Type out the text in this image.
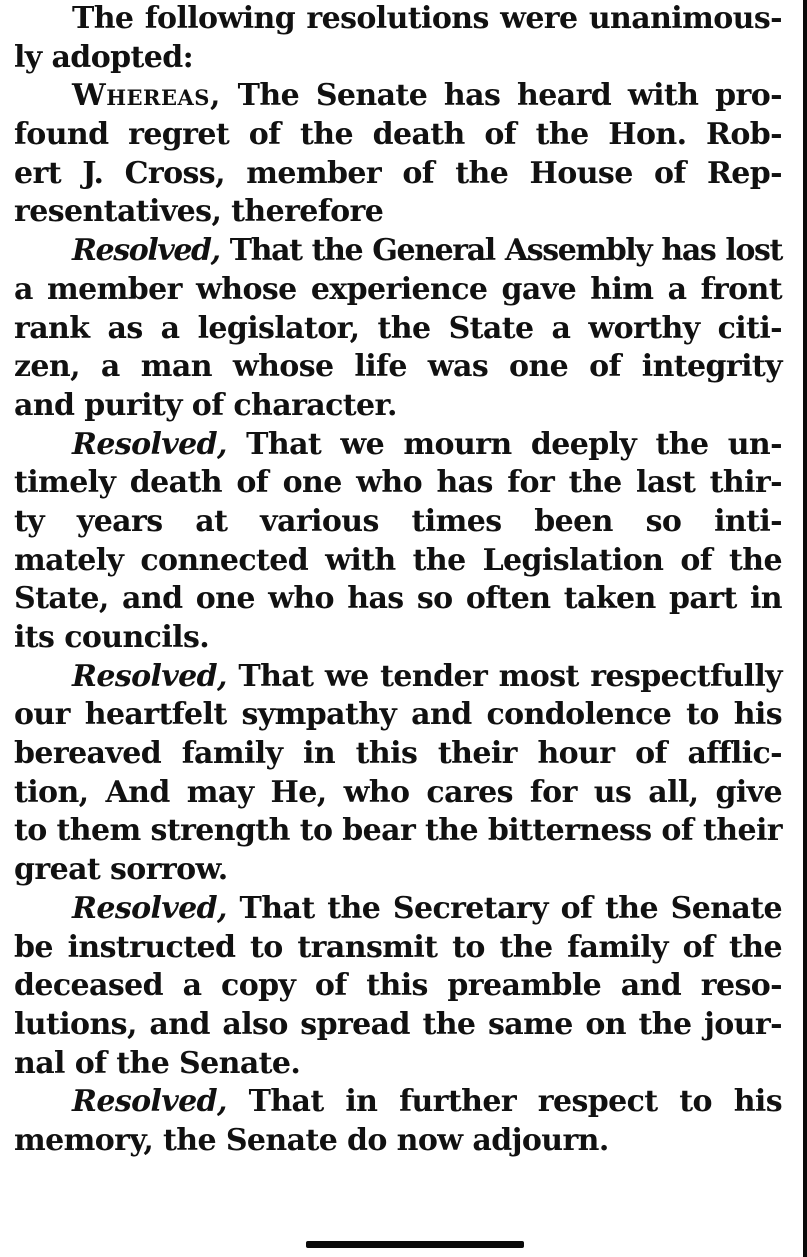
The following resolutions were unanimous-
ly adopted:
Whereas, The Senate has heard with pro-
found regret of the death of the Hon. Rob-
ert J. Cross, member of the House of Rep-
resentatives, therefore
Resolved, That the General Assembly has lost
a member whose experience gave him a front
rank as a legislator, the State a worthy citi-
zen, a man whose life was one of integrity
and purity of character.
Resolved, That we mourn deeply the un-
timely death of one who has for the last thir-
ty years at various times been so inti-
mately connected with the Legislation of the
State, and one who has so often taken part in
its councils.
Resolved, That we tender most respectfully
our heartfelt sympathy and condolence to his
bereaved family in this their hour of afflic-
tion, And may He, who cares for us all, give
to them strength to bear the bitterness of their
great sorrow.
Resolved, That the Secretary of the Senate
be instructed to transmit to the family of the
deceased a copy of this preamble and reso-
lutions, and also spread the same on the jour-
nal of the Senate.
Resolved, That in further respect to his
memory, the Senate do now adjourn.
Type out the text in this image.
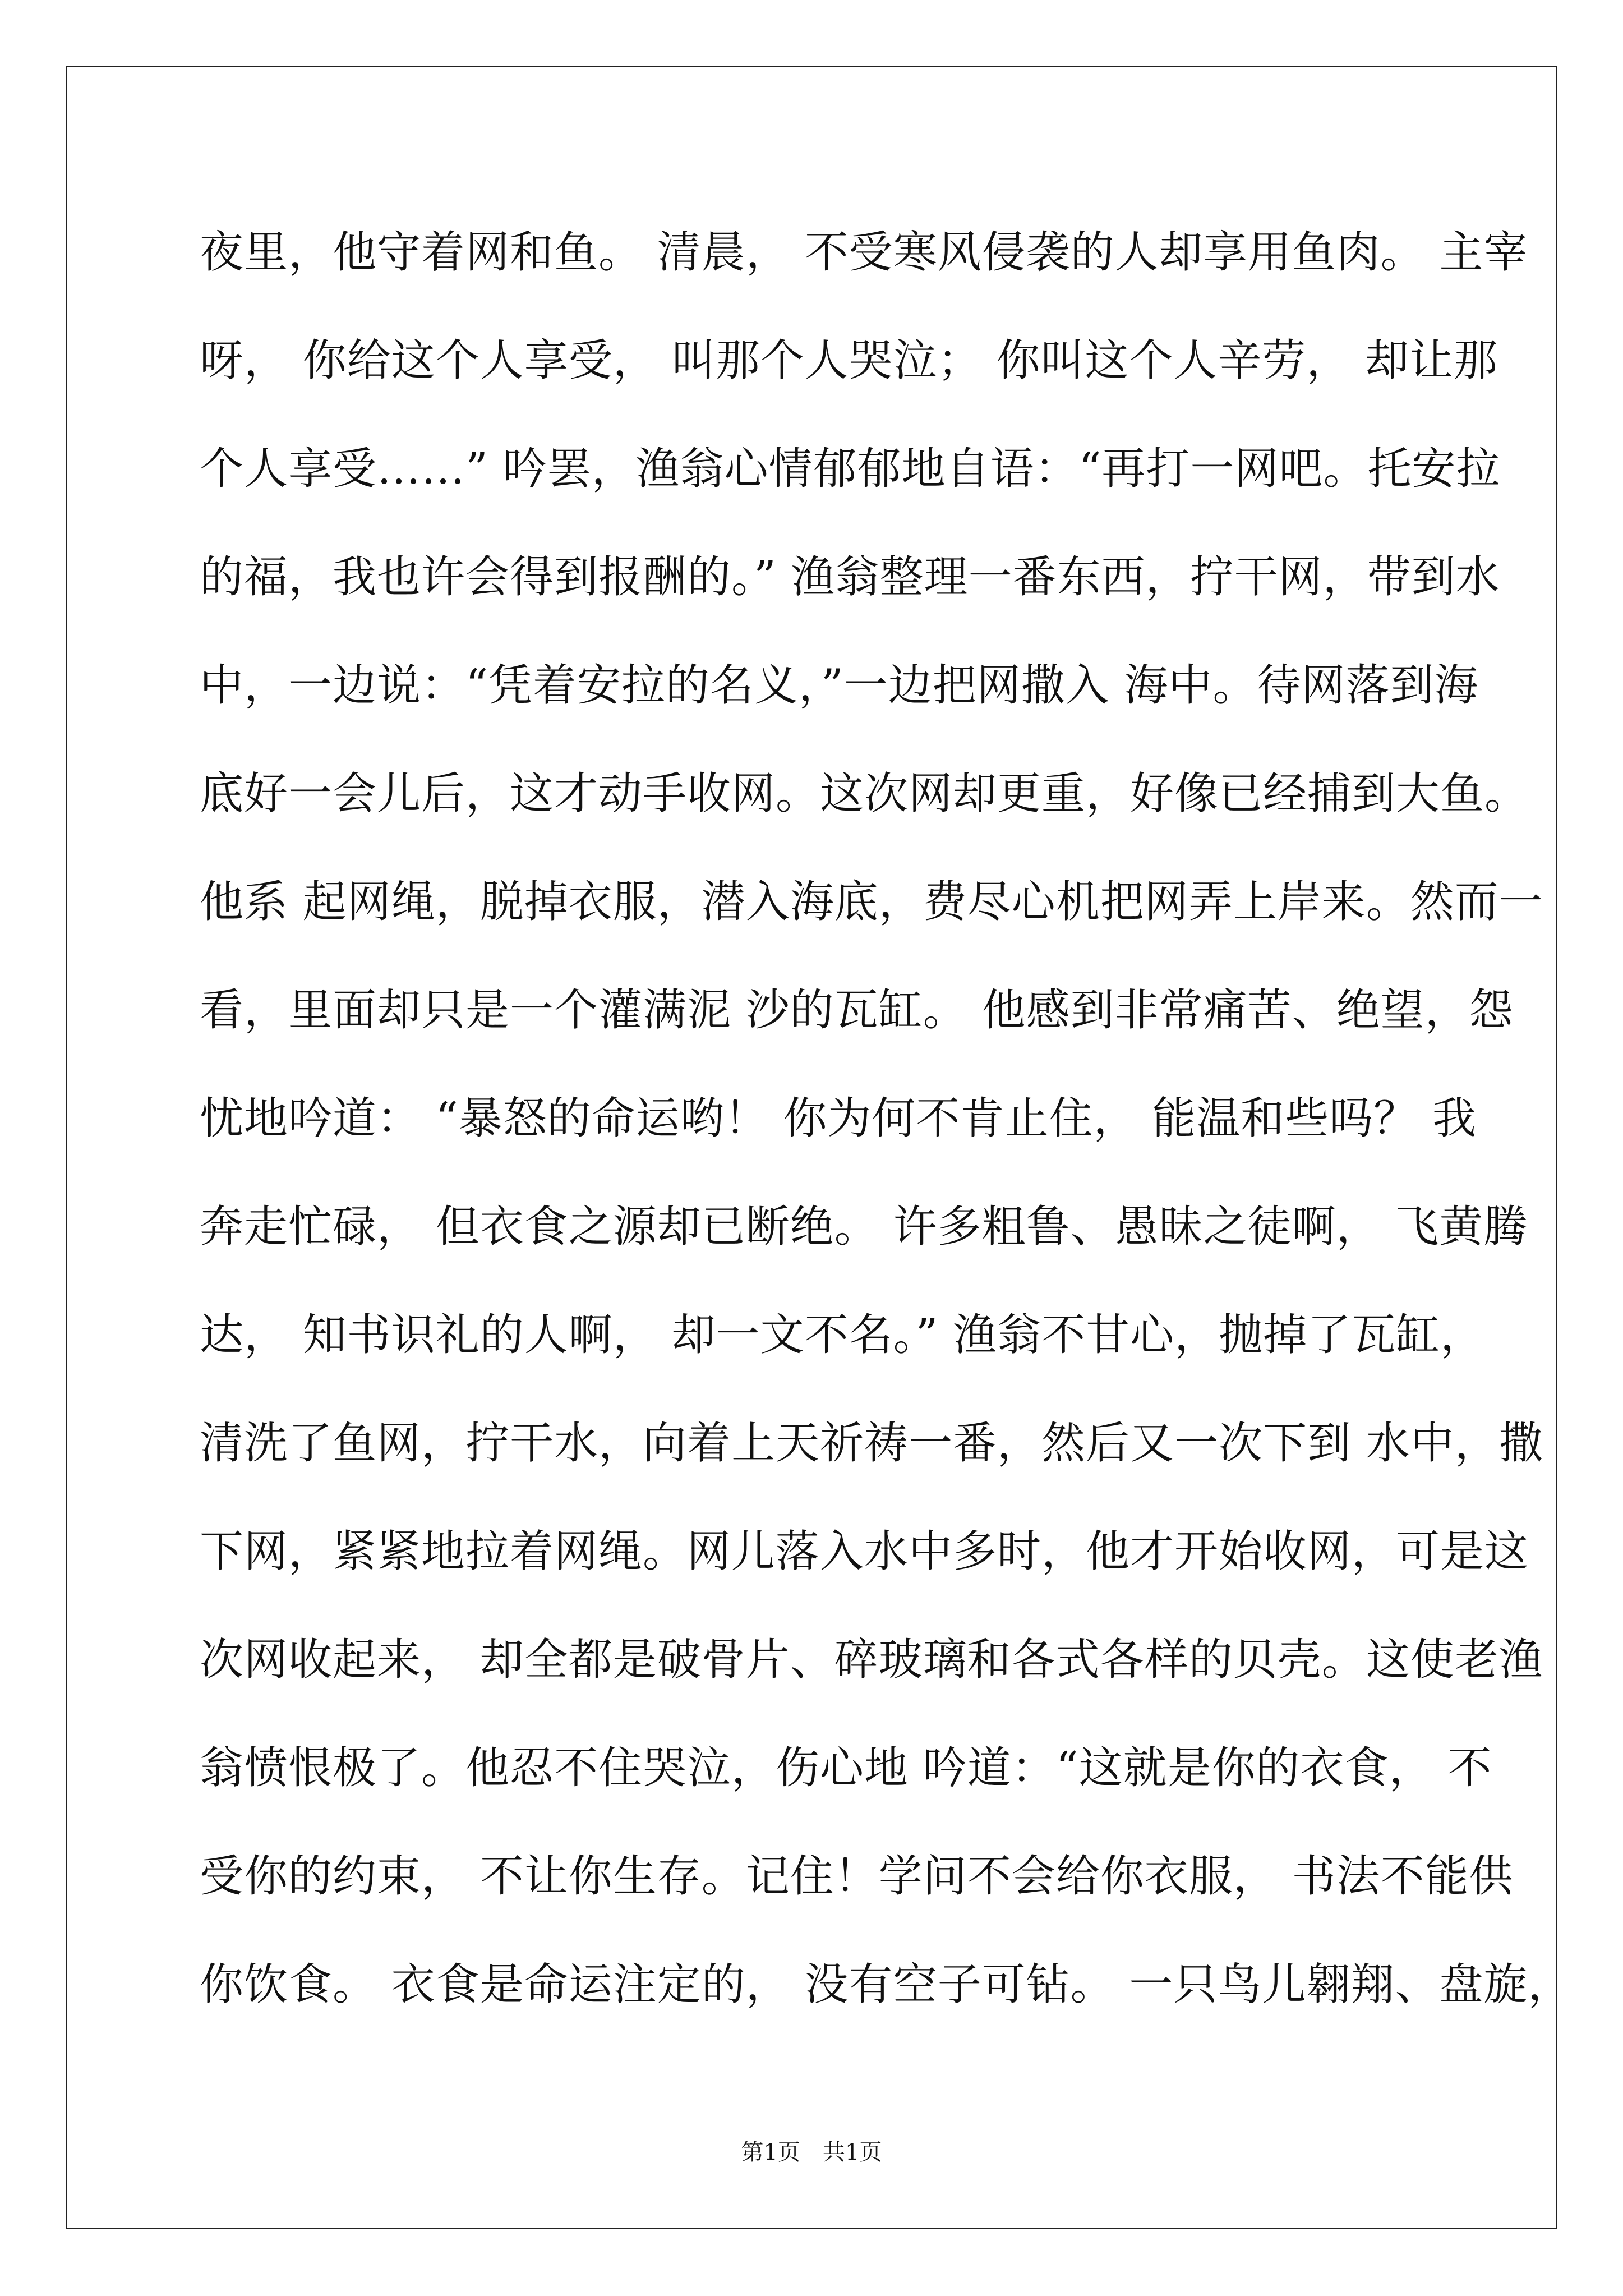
夜里，他守着网和鱼。 清晨， 不受寒风侵袭的人却享用鱼肉。 主宰
呀， 你给这个人享受， 叫那个人哭泣； 你叫这个人辛劳， 却让那
个人享受……” 吟罢，渔翁心情郁郁地自语：“再打一网吧。托安拉
的福，我也许会得到报酬的。” 渔翁整理一番东西，拧干网，带到水
中，一边说：“凭着安拉的名义，”一边把网撒入 海中。待网落到海
底好一会儿后，这才动手收网。这次网却更重，好像已经捕到大鱼。
他系 起网绳，脱掉衣服，潜入海底，费尽心机把网弄上岸来。然而一
看，里面却只是一个灌满泥 沙的瓦缸。 他感到非常痛苦、绝望，怨
忧地吟道： “暴怒的命运哟！ 你为何不肯止住， 能温和些吗？ 我
奔走忙碌， 但衣食之源却已断绝。 许多粗鲁、愚昧之徒啊， 飞黄腾
达， 知书识礼的人啊， 却一文不名。” 渔翁不甘心，抛掉了瓦缸，
清洗了鱼网，拧干水，向着上天祈祷一番，然后又一次下到 水中，撒
下网，紧紧地拉着网绳。网儿落入水中多时，他才开始收网，可是这
次网收起来， 却全都是破骨片、碎玻璃和各式各样的贝壳。这使老渔
翁愤恨极了。他忍不住哭泣，伤心地 吟道：“这就是你的衣食， 不
受你的约束， 不让你生存。记住！学问不会给你衣服， 书法不能供
你饮食。 衣食是命运注定的， 没有空子可钻。 一只鸟儿翱翔、盘旋，
第1页　共1页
—————
What the exercise asks: Check each line above for the string "whose" and show the ones that have it.

Final result:
a member whose experience gave him a front
zen, a man whose life was one of integrity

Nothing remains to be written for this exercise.